---- Raw records
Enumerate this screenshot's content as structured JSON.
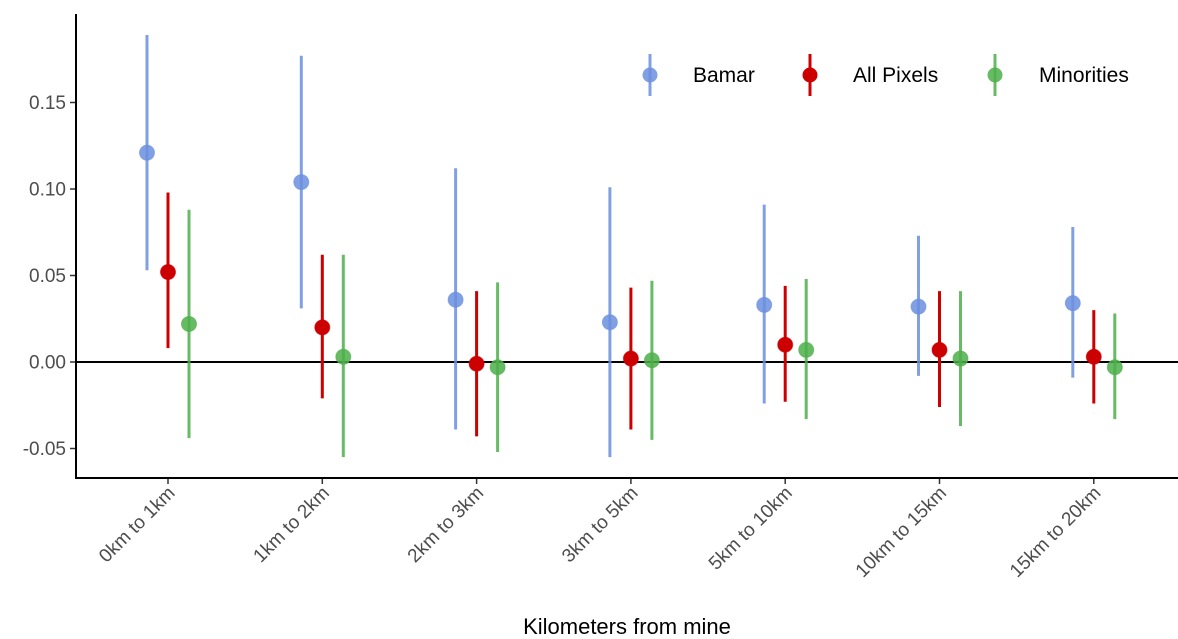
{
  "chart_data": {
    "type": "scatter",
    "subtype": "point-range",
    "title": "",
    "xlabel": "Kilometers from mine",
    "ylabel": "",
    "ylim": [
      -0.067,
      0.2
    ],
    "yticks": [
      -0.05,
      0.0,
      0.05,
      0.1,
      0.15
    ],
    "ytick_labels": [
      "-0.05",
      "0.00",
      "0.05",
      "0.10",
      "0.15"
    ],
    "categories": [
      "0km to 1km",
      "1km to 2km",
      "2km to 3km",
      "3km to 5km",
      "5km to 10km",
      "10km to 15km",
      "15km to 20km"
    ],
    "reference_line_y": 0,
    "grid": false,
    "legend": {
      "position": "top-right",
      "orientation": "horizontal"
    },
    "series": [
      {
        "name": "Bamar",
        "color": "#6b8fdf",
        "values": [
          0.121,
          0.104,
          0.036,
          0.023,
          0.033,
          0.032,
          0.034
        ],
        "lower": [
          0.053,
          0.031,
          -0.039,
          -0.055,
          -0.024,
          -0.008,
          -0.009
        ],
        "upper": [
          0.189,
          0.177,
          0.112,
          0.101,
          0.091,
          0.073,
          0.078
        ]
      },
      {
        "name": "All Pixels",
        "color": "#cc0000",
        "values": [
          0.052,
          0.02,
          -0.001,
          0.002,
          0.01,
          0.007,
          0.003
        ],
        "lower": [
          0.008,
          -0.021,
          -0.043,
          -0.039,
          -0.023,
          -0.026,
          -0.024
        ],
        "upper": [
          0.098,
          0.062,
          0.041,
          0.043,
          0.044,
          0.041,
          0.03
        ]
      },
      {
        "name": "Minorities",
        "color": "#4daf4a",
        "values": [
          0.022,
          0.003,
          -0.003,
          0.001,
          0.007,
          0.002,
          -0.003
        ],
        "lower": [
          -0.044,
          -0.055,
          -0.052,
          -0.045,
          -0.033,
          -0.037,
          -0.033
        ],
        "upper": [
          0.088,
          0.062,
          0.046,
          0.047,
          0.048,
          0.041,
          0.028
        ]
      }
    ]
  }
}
--------
*Given task*: Set the entries down again exactly. Do not include the images.

*Task result*:
Enumerate this screenshot's content as structured JSON.
{
  "chart_data": {
    "type": "scatter",
    "subtype": "point-range",
    "title": "",
    "xlabel": "Kilometers from mine",
    "ylabel": "",
    "ylim": [
      -0.067,
      0.2
    ],
    "yticks": [
      -0.05,
      0.0,
      0.05,
      0.1,
      0.15
    ],
    "ytick_labels": [
      "-0.05",
      "0.00",
      "0.05",
      "0.10",
      "0.15"
    ],
    "categories": [
      "0km to 1km",
      "1km to 2km",
      "2km to 3km",
      "3km to 5km",
      "5km to 10km",
      "10km to 15km",
      "15km to 20km"
    ],
    "reference_line_y": 0,
    "grid": false,
    "legend": {
      "position": "top-right",
      "orientation": "horizontal"
    },
    "series": [
      {
        "name": "Bamar",
        "color": "#6b8fdf",
        "values": [
          0.121,
          0.104,
          0.036,
          0.023,
          0.033,
          0.032,
          0.034
        ],
        "lower": [
          0.053,
          0.031,
          -0.039,
          -0.055,
          -0.024,
          -0.008,
          -0.009
        ],
        "upper": [
          0.189,
          0.177,
          0.112,
          0.101,
          0.091,
          0.073,
          0.078
        ]
      },
      {
        "name": "All Pixels",
        "color": "#cc0000",
        "values": [
          0.052,
          0.02,
          -0.001,
          0.002,
          0.01,
          0.007,
          0.003
        ],
        "lower": [
          0.008,
          -0.021,
          -0.043,
          -0.039,
          -0.023,
          -0.026,
          -0.024
        ],
        "upper": [
          0.098,
          0.062,
          0.041,
          0.043,
          0.044,
          0.041,
          0.03
        ]
      },
      {
        "name": "Minorities",
        "color": "#4daf4a",
        "values": [
          0.022,
          0.003,
          -0.003,
          0.001,
          0.007,
          0.002,
          -0.003
        ],
        "lower": [
          -0.044,
          -0.055,
          -0.052,
          -0.045,
          -0.033,
          -0.037,
          -0.033
        ],
        "upper": [
          0.088,
          0.062,
          0.046,
          0.047,
          0.048,
          0.041,
          0.028
        ]
      }
    ]
  }
}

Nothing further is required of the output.